(Dataset items)
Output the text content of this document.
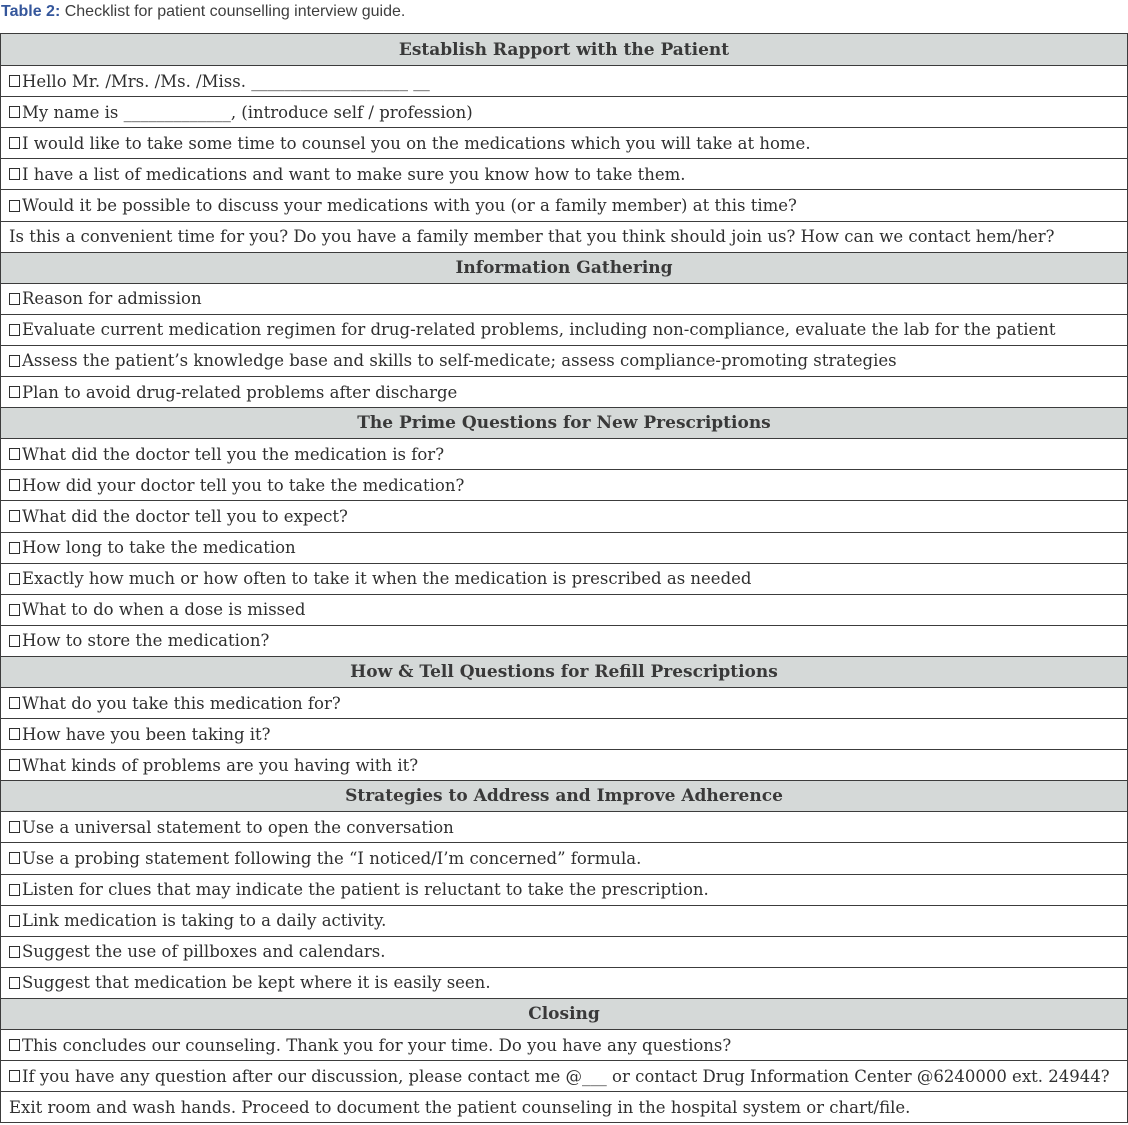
Table 2: Checklist for patient counselling interview guide.
Establish Rapport with the Patient
Hello Mr. /Mrs. /Ms. /Miss. ___________________ __
My name is _____________, (introduce self / profession)
I would like to take some time to counsel you on the medications which you will take at home.
I have a list of medications and want to make sure you know how to take them.
Would it be possible to discuss your medications with you (or a family member) at this time?
Is this a convenient time for you? Do you have a family member that you think should join us? How can we contact hem/her?
Information Gathering
Reason for admission
Evaluate current medication regimen for drug-related problems, including non-compliance, evaluate the lab for the patient
Assess the patient’s knowledge base and skills to self-medicate; assess compliance-promoting strategies
Plan to avoid drug-related problems after discharge
The Prime Questions for New Prescriptions
What did the doctor tell you the medication is for?
How did your doctor tell you to take the medication?
What did the doctor tell you to expect?
How long to take the medication
Exactly how much or how often to take it when the medication is prescribed as needed
What to do when a dose is missed
How to store the medication?
How & Tell Questions for Refill Prescriptions
What do you take this medication for?
How have you been taking it?
What kinds of problems are you having with it?
Strategies to Address and Improve Adherence
Use a universal statement to open the conversation
Use a probing statement following the “I noticed/I’m concerned” formula.
Listen for clues that may indicate the patient is reluctant to take the prescription.
Link medication is taking to a daily activity.
Suggest the use of pillboxes and calendars.
Suggest that medication be kept where it is easily seen.
Closing
This concludes our counseling. Thank you for your time. Do you have any questions?
If you have any question after our discussion, please contact me @___ or contact Drug Information Center @6240000 ext. 24944?
Exit room and wash hands. Proceed to document the patient counseling in the hospital system or chart/file.
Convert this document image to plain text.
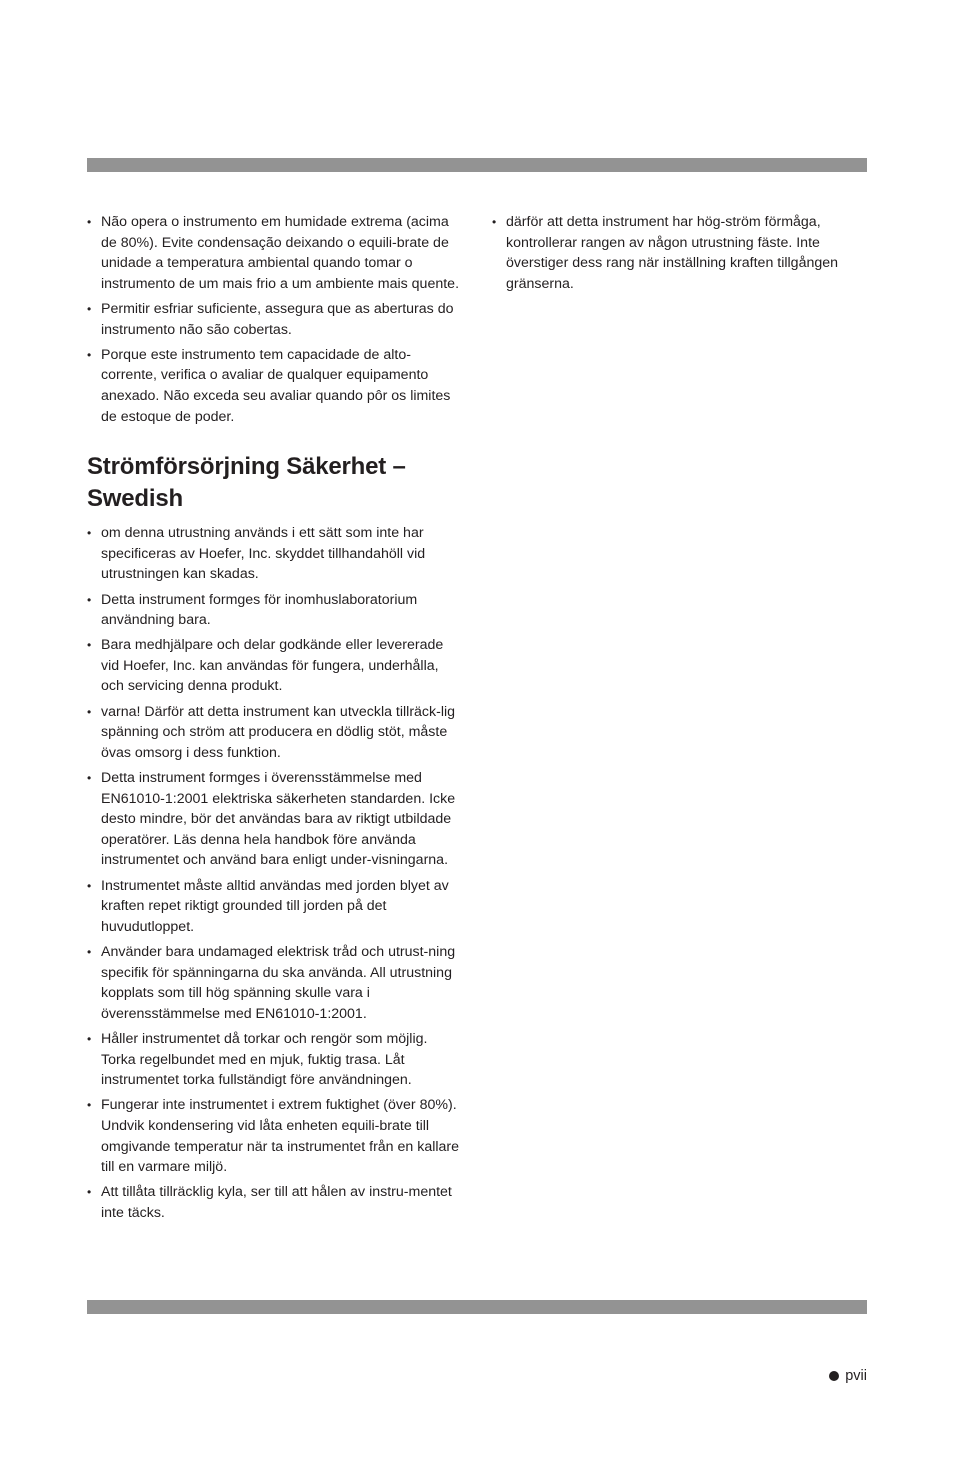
• Não opera o instrumento em humidade extrema (acima de 80%). Evite condensação deixando o equili-brate de unidade a temperatura ambiental quando tomar o instrumento de um mais frio a um ambiente mais quente.
• Permitir esfriar suficiente, assegura que as aberturas do instrumento não são cobertas.
• Porque este instrumento tem capacidade de alto-corrente, verifica o avaliar de qualquer equipamento anexado. Não exceda seu avaliar quando pôr os limites de estoque de poder.
Strömförsörjning Säkerhet –
Swedish
• om denna utrustning används i ett sätt som inte har specificeras av Hoefer, Inc. skyddet tillhandahöll vid utrustningen kan skadas.
• Detta instrument formges för inomhuslaboratorium användning bara.
• Bara medhjälpare och delar godkände eller levererade vid Hoefer, Inc. kan användas för fungera, underhålla, och servicing denna produkt.
• varna! Därför att detta instrument kan utveckla tillräck-lig spänning och ström att producera en dödlig stöt, måste övas omsorg i dess funktion.
• Detta instrument formges i överensstämmelse med EN61010-1:2001 elektriska säkerheten standarden. Icke desto mindre, bör det användas bara av riktigt utbildade operatörer. Läs denna hela handbok före använda instrumentet och använd bara enligt under-visningarna.
• Instrumentet måste alltid användas med jorden blyet av kraften repet riktigt grounded till jorden på det huvudutloppet.
• Använder bara undamaged elektrisk tråd och utrust-ning specifik för spänningarna du ska använda. All utrustning kopplats som till hög spänning skulle vara i överensstämmelse med EN61010-1:2001.
• Håller instrumentet då torkar och rengör som möjlig. Torka regelbundet med en mjuk, fuktig trasa. Låt instrumentet torka fullständigt före användningen.
• Fungerar inte instrumentet i extrem fuktighet (över 80%). Undvik kondensering vid låta enheten equili-brate till omgivande temperatur när ta instrumentet från en kallare till en varmare miljö.
• Att tillåta tillräcklig kyla, ser till att hålen av instru-mentet inte täcks.
• därför att detta instrument har hög-ström förmåga, kontrollerar rangen av någon utrustning fäste. Inte överstiger dess rang när inställning kraften tillgången gränserna.
pvii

## Goal
Above are records; say how many of their lines contain the word "medications", giving only the number.

## Output for this exercise
3